From the line containing "Give me the" down to the last line, set down each line exactly as it is, and nothing more. Leave the pictures out.

▸ **DATA FOR THIS EXERCISE**:
##########

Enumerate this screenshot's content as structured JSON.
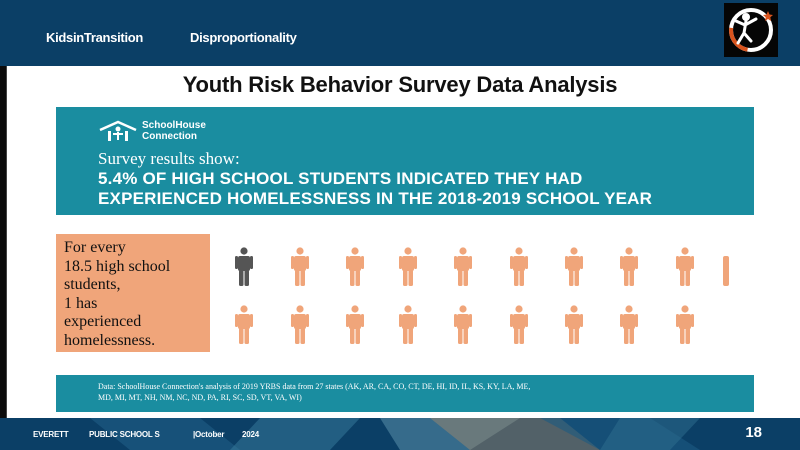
{
  "header": {
    "nav": [
      "KidsinTransition",
      "Disproportionality"
    ],
    "logo_icon": "star-figure-logo-icon",
    "background": "#0b3f66"
  },
  "slide": {
    "title": "Youth Risk Behavior Survey Data Analysis"
  },
  "banner": {
    "org_line1": "SchoolHouse",
    "org_line2": "Connection",
    "intro": "Survey results show:",
    "headline_line1": "5.4% OF HIGH SCHOOL STUDENTS INDICATED THEY HAD",
    "headline_line2": "EXPERIENCED HOMELESSNESS IN THE 2018-2019 SCHOOL YEAR",
    "color": "#1a8da0"
  },
  "callout": {
    "lines": [
      "For every",
      "18.5 high school",
      "students,",
      "1 has",
      "experienced",
      "homelessness."
    ],
    "color": "#f0a57a"
  },
  "figures": {
    "highlight_color": "#555555",
    "normal_color": "#f0a57a",
    "row1_count": 9,
    "row2_count": 9,
    "highlighted_index": 0
  },
  "data_note": {
    "line1": "Data: SchoolHouse Connection's analysis of 2019 YRBS data from 27 states (AK, AR, CA, CO, CT, DE, HI, ID, IL, KS, KY, LA, ME,",
    "line2": "MD, MI, MT, NH, NM, NC, ND, PA, RI, SC, SD, VT, VA, WI)"
  },
  "footer": {
    "org1": "EVERETT",
    "org2": "PUBLIC SCHOOL S",
    "date_month": "|October",
    "date_year": "2024",
    "page_number": "18"
  }
}
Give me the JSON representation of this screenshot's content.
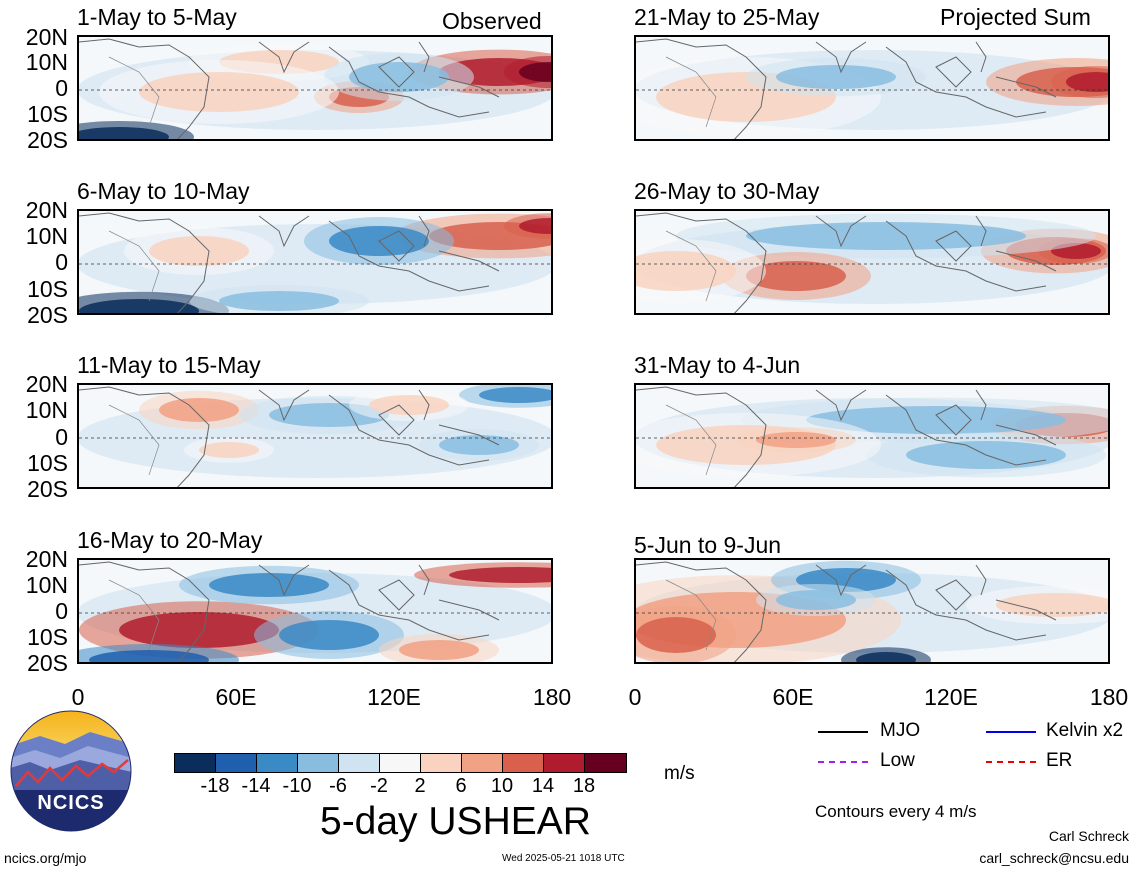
{
  "title": "5-day USHEAR",
  "units": "m/s",
  "headers": {
    "left": "Observed",
    "right": "Projected Sum"
  },
  "lat_labels": [
    "20N",
    "10N",
    "0",
    "10S",
    "20S"
  ],
  "lon_labels": [
    "0",
    "60E",
    "120E",
    "180"
  ],
  "panels": {
    "left": [
      {
        "title": "1-May to 5-May"
      },
      {
        "title": "6-May to 10-May"
      },
      {
        "title": "11-May to 15-May"
      },
      {
        "title": "16-May to 20-May"
      }
    ],
    "right": [
      {
        "title": "21-May to 25-May"
      },
      {
        "title": "26-May to 30-May"
      },
      {
        "title": "31-May to 4-Jun"
      },
      {
        "title": "5-Jun to 9-Jun"
      }
    ]
  },
  "colorbar": {
    "labels": [
      "-18",
      "-14",
      "-10",
      "-6",
      "-2",
      "2",
      "6",
      "10",
      "14",
      "18"
    ],
    "colors": [
      "#0b2d5c",
      "#1f5fae",
      "#3a8ac6",
      "#88bde0",
      "#cfe3f1",
      "#f7f7f7",
      "#f9d3bf",
      "#f1a184",
      "#d8604d",
      "#b01c2e",
      "#67001f"
    ]
  },
  "legend": {
    "items": [
      {
        "label": "MJO",
        "color": "#000000"
      },
      {
        "label": "Kelvin x2",
        "color": "#0000ee"
      },
      {
        "label": "Low",
        "color": "#a020f0"
      },
      {
        "label": "ER",
        "color": "#ee0000"
      }
    ],
    "contours_note": "Contours every 4 m/s"
  },
  "logo": {
    "text": "NCICS"
  },
  "footer": {
    "left_url": "ncics.org/mjo",
    "timestamp": "Wed 2025-05-21 1018 UTC",
    "author": "Carl Schreck",
    "email": "carl_schreck@ncsu.edu"
  }
}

##########

▸ **RESULT**:
Give me the JSON representation of this screenshot's content.
{
  "title": "5-day USHEAR",
  "units": "m/s",
  "headers": {
    "left": "Observed",
    "right": "Projected Sum"
  },
  "lat_labels": [
    "20N",
    "10N",
    "0",
    "10S",
    "20S"
  ],
  "lon_labels": [
    "0",
    "60E",
    "120E",
    "180"
  ],
  "panels": {
    "left": [
      {
        "title": "1-May to 5-May"
      },
      {
        "title": "6-May to 10-May"
      },
      {
        "title": "11-May to 15-May"
      },
      {
        "title": "16-May to 20-May"
      }
    ],
    "right": [
      {
        "title": "21-May to 25-May"
      },
      {
        "title": "26-May to 30-May"
      },
      {
        "title": "31-May to 4-Jun"
      },
      {
        "title": "5-Jun to 9-Jun"
      }
    ]
  },
  "colorbar": {
    "labels": [
      "-18",
      "-14",
      "-10",
      "-6",
      "-2",
      "2",
      "6",
      "10",
      "14",
      "18"
    ],
    "colors": [
      "#0b2d5c",
      "#1f5fae",
      "#3a8ac6",
      "#88bde0",
      "#cfe3f1",
      "#f7f7f7",
      "#f9d3bf",
      "#f1a184",
      "#d8604d",
      "#b01c2e",
      "#67001f"
    ]
  },
  "legend": {
    "items": [
      {
        "label": "MJO",
        "color": "#000000"
      },
      {
        "label": "Kelvin x2",
        "color": "#0000ee"
      },
      {
        "label": "Low",
        "color": "#a020f0"
      },
      {
        "label": "ER",
        "color": "#ee0000"
      }
    ],
    "contours_note": "Contours every 4 m/s"
  },
  "logo": {
    "text": "NCICS"
  },
  "footer": {
    "left_url": "ncics.org/mjo",
    "timestamp": "Wed 2025-05-21 1018 UTC",
    "author": "Carl Schreck",
    "email": "carl_schreck@ncsu.edu"
  }
}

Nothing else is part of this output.